*Prompt*:
A line qualifies if it holds the string "other". Copy every qualifying line from the records.

+ + + +

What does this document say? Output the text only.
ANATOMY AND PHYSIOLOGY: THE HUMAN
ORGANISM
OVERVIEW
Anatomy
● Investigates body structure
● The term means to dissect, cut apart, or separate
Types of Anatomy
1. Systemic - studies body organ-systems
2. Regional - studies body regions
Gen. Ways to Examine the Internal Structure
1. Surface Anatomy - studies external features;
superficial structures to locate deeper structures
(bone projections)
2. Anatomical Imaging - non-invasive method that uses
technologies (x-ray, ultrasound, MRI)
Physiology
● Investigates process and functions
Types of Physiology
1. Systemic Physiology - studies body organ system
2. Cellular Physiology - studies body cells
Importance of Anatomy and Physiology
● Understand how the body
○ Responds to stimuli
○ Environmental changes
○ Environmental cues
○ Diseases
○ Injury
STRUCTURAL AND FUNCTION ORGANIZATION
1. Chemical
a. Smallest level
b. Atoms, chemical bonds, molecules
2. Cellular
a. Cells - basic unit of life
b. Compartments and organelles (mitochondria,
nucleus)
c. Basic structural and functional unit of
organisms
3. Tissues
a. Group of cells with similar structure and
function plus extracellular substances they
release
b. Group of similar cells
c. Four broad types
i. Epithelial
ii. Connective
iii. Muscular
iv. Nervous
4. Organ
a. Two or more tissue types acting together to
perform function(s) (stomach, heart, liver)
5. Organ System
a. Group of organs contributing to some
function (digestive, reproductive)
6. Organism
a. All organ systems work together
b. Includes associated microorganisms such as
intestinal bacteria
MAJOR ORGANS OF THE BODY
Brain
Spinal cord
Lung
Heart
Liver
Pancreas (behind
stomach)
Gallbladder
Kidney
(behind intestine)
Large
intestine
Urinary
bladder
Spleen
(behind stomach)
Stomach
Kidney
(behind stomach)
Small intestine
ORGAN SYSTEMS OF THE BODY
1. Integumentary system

+ + + +

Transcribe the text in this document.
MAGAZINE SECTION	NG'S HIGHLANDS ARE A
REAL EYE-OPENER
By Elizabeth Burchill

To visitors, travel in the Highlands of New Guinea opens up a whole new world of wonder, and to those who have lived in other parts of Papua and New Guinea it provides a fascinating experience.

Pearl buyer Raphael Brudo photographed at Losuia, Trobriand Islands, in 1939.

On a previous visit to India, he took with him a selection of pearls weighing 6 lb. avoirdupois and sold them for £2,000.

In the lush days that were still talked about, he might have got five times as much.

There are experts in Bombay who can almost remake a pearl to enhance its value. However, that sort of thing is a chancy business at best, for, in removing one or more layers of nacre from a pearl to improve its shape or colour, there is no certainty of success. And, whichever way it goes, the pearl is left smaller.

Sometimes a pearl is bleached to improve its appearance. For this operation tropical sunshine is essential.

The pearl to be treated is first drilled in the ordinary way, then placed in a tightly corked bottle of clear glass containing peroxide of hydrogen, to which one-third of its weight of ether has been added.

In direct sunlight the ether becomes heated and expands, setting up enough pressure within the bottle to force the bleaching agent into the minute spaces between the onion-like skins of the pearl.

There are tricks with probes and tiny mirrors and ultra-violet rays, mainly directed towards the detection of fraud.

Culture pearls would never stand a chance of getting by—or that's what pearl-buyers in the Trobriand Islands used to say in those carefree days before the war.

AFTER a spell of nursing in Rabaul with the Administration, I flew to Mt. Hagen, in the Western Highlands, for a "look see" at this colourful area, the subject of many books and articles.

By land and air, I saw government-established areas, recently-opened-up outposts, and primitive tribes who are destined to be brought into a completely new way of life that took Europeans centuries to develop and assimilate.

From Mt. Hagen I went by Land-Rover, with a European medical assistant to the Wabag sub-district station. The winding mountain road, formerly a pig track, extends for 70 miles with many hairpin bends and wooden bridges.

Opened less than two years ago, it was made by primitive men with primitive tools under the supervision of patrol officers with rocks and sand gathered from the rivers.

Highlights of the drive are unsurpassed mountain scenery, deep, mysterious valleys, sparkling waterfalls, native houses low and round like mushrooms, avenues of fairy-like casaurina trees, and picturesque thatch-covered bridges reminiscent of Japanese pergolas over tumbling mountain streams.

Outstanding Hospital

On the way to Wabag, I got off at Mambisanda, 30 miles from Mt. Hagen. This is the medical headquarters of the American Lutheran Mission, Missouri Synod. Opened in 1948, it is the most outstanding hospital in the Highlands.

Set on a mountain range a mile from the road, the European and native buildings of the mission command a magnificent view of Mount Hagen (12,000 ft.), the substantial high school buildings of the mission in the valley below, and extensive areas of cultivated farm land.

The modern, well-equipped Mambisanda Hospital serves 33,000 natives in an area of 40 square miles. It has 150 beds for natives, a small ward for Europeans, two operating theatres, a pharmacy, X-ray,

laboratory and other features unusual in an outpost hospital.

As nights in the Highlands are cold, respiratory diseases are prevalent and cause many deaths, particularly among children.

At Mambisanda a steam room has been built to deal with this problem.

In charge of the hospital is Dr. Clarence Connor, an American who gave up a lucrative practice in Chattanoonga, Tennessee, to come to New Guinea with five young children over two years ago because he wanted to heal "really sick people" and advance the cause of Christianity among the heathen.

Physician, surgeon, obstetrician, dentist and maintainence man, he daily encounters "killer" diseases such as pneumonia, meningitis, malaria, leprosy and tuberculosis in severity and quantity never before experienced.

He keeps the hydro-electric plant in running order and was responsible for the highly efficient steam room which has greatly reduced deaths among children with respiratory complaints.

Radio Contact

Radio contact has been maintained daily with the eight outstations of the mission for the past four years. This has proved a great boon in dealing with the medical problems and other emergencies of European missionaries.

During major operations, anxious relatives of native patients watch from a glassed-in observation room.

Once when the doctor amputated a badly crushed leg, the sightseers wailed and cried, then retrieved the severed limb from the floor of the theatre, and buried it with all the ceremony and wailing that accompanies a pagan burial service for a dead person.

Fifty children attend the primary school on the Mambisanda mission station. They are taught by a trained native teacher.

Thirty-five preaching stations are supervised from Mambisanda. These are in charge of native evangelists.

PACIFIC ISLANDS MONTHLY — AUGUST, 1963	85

+ + + +

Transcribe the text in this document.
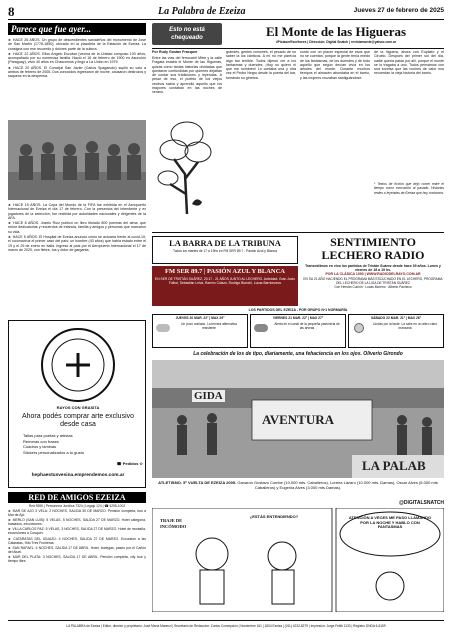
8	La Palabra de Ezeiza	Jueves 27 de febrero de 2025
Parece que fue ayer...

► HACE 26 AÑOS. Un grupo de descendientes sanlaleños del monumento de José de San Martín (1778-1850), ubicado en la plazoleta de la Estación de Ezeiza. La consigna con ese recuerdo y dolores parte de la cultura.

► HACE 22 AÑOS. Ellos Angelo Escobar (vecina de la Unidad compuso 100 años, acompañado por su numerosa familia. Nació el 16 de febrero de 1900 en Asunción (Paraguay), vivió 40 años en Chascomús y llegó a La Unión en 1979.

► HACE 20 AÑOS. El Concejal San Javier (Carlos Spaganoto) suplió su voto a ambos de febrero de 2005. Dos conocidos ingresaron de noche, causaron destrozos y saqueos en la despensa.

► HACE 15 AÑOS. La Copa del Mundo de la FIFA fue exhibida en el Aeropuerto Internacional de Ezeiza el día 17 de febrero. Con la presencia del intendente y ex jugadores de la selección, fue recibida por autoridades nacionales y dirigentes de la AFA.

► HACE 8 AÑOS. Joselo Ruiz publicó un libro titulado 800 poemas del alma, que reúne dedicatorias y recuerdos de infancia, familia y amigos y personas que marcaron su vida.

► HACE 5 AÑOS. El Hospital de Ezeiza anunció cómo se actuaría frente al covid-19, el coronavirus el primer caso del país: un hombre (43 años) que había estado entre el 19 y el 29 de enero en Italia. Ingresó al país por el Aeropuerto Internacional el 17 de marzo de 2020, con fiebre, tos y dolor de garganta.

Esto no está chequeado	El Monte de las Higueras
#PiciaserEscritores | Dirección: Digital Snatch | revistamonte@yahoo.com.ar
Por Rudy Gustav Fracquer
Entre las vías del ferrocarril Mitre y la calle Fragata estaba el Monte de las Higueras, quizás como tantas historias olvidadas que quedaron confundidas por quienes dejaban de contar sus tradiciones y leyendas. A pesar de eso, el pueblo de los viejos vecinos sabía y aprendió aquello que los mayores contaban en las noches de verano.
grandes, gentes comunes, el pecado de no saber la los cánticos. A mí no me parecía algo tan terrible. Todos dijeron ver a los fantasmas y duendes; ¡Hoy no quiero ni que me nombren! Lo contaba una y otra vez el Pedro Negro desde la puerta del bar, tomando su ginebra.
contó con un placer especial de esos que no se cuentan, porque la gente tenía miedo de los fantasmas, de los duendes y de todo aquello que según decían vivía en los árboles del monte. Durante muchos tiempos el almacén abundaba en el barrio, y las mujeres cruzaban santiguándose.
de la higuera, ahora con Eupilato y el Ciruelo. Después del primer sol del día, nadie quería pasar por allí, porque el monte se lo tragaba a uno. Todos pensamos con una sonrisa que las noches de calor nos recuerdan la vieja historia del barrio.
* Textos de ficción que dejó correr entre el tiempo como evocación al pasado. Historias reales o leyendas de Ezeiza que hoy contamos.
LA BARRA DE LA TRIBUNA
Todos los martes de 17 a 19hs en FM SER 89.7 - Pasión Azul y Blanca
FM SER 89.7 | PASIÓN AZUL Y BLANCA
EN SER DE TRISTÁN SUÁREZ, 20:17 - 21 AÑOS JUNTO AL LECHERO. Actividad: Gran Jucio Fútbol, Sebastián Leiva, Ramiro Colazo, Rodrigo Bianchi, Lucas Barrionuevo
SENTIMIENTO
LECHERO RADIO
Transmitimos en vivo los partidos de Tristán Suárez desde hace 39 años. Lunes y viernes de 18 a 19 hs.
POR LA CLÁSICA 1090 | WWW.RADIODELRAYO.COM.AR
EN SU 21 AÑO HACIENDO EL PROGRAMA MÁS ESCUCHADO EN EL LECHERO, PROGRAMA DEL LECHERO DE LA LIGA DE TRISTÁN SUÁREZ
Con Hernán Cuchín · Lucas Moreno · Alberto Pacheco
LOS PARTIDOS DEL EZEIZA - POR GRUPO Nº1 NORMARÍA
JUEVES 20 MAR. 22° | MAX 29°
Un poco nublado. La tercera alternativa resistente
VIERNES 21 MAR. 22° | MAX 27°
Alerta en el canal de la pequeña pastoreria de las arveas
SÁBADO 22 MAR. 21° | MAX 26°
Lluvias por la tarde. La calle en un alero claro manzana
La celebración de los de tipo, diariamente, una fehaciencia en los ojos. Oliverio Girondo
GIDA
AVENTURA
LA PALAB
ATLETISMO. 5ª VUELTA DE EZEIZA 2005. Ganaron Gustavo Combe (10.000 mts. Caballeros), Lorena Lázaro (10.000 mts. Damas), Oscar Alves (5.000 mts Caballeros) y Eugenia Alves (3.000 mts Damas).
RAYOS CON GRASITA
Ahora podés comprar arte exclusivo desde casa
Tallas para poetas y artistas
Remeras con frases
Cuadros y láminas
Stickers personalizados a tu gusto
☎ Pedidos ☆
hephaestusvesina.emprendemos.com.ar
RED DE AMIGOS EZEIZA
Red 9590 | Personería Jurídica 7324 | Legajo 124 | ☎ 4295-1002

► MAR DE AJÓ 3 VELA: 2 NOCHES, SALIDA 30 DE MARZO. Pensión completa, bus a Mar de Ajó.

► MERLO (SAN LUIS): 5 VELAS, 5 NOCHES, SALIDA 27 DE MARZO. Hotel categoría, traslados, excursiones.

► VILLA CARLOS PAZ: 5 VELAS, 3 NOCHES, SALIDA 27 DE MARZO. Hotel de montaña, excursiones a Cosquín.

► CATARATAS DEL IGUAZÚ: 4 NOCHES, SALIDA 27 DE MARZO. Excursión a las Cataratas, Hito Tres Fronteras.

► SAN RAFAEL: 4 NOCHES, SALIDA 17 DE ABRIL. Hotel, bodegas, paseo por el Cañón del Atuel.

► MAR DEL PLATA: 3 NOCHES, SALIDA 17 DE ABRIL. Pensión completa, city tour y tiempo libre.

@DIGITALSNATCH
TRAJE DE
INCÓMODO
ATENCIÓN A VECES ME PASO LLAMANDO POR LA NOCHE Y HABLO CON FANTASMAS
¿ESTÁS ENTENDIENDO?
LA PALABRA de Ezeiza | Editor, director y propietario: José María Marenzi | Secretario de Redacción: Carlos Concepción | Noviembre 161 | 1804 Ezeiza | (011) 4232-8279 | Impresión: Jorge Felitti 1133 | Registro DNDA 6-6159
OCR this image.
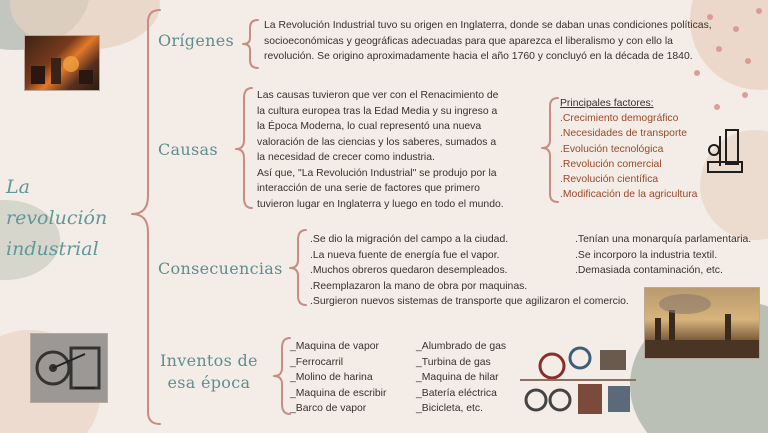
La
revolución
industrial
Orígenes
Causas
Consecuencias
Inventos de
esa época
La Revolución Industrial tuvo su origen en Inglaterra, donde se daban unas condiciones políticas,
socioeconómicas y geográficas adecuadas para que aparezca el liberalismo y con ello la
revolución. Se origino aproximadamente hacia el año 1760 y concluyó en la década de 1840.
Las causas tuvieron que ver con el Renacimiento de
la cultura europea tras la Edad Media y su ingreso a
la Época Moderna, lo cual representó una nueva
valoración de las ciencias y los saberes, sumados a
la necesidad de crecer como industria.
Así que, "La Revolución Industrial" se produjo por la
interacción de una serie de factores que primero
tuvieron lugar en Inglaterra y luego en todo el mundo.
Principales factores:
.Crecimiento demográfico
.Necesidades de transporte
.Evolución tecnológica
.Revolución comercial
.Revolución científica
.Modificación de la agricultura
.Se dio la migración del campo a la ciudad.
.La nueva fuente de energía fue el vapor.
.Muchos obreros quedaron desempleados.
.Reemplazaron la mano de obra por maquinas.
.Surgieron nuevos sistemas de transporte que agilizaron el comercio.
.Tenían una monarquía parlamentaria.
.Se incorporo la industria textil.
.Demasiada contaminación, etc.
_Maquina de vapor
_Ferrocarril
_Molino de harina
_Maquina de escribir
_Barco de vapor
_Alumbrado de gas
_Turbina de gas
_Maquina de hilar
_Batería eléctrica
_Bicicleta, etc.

+ + + +

*Answer for the task*:
To visitors, travel in the Highlands of New Guinea opens up a whole new world of wonder, and to those who have lived in other parts of Papua and New Guinea it provides a fascinating experience.
laboratory and other features unusual in an outpost hospital.
Radio contact has been maintained daily with the eight outstations of the mission for the past four years. This has proved a great boon in dealing with the medical problems and other emergencies of European missionaries.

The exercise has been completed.